■ Aim of the exercise ■
Restate the records that follow word for word; no pictures should appear.

[Items from a figure collection]

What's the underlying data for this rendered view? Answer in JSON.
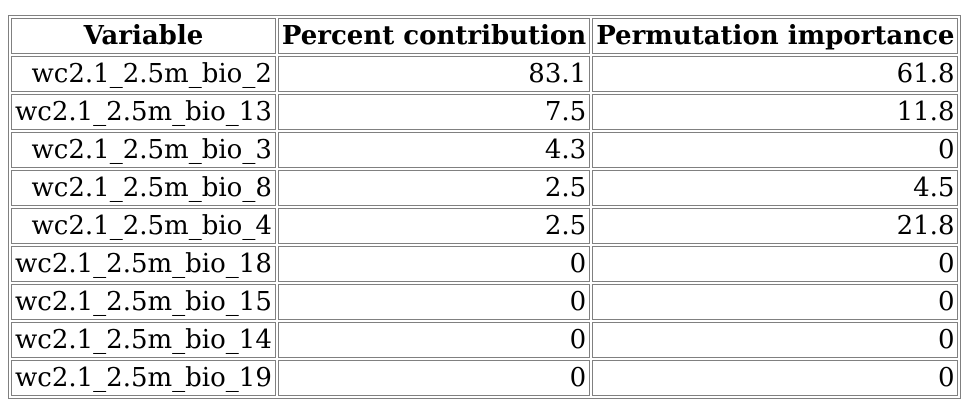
{
  "table": {
    "headers": [
      "Variable",
      "Percent contribution",
      "Permutation importance"
    ],
    "rows": [
      [
        "wc2.1_2.5m_bio_2",
        "83.1",
        "61.8"
      ],
      [
        "wc2.1_2.5m_bio_13",
        "7.5",
        "11.8"
      ],
      [
        "wc2.1_2.5m_bio_3",
        "4.3",
        "0"
      ],
      [
        "wc2.1_2.5m_bio_8",
        "2.5",
        "4.5"
      ],
      [
        "wc2.1_2.5m_bio_4",
        "2.5",
        "21.8"
      ],
      [
        "wc2.1_2.5m_bio_18",
        "0",
        "0"
      ],
      [
        "wc2.1_2.5m_bio_15",
        "0",
        "0"
      ],
      [
        "wc2.1_2.5m_bio_14",
        "0",
        "0"
      ],
      [
        "wc2.1_2.5m_bio_19",
        "0",
        "0"
      ]
    ]
  }
}
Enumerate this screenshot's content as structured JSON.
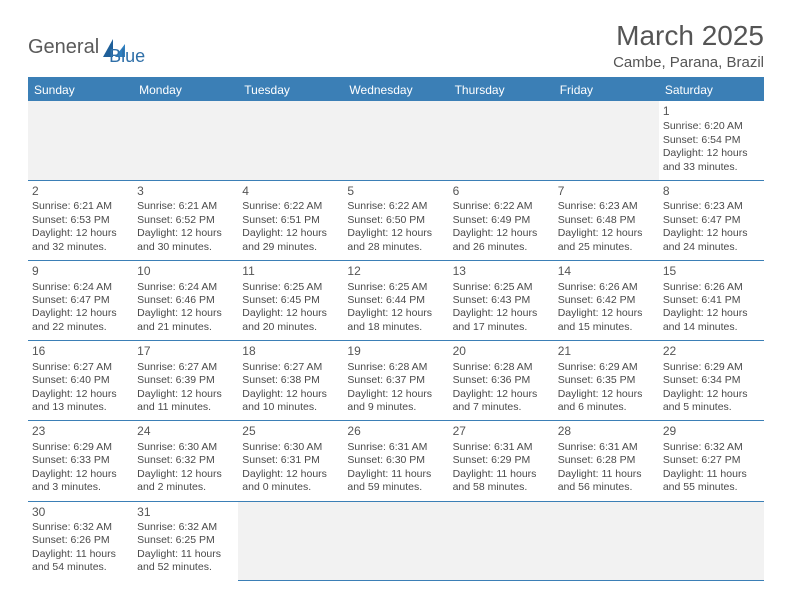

■ Solution for this task ■
What's the underlying data for this rendered view? Answer in JSON.
{
  "table": {
    "headers": [
      "Variable",
      "Percent contribution",
      "Permutation importance"
    ],
    "rows": [
      [
        "wc2.1_2.5m_bio_2",
        "83.1",
        "61.8"
      ],
      [
        "wc2.1_2.5m_bio_13",
        "7.5",
        "11.8"
      ],
      [
        "wc2.1_2.5m_bio_3",
        "4.3",
        "0"
      ],
      [
        "wc2.1_2.5m_bio_8",
        "2.5",
        "4.5"
      ],
      [
        "wc2.1_2.5m_bio_4",
        "2.5",
        "21.8"
      ],
      [
        "wc2.1_2.5m_bio_18",
        "0",
        "0"
      ],
      [
        "wc2.1_2.5m_bio_15",
        "0",
        "0"
      ],
      [
        "wc2.1_2.5m_bio_14",
        "0",
        "0"
      ],
      [
        "wc2.1_2.5m_bio_19",
        "0",
        "0"
      ]
    ]
  }
}
Enumerate this screenshot's content as structured JSON.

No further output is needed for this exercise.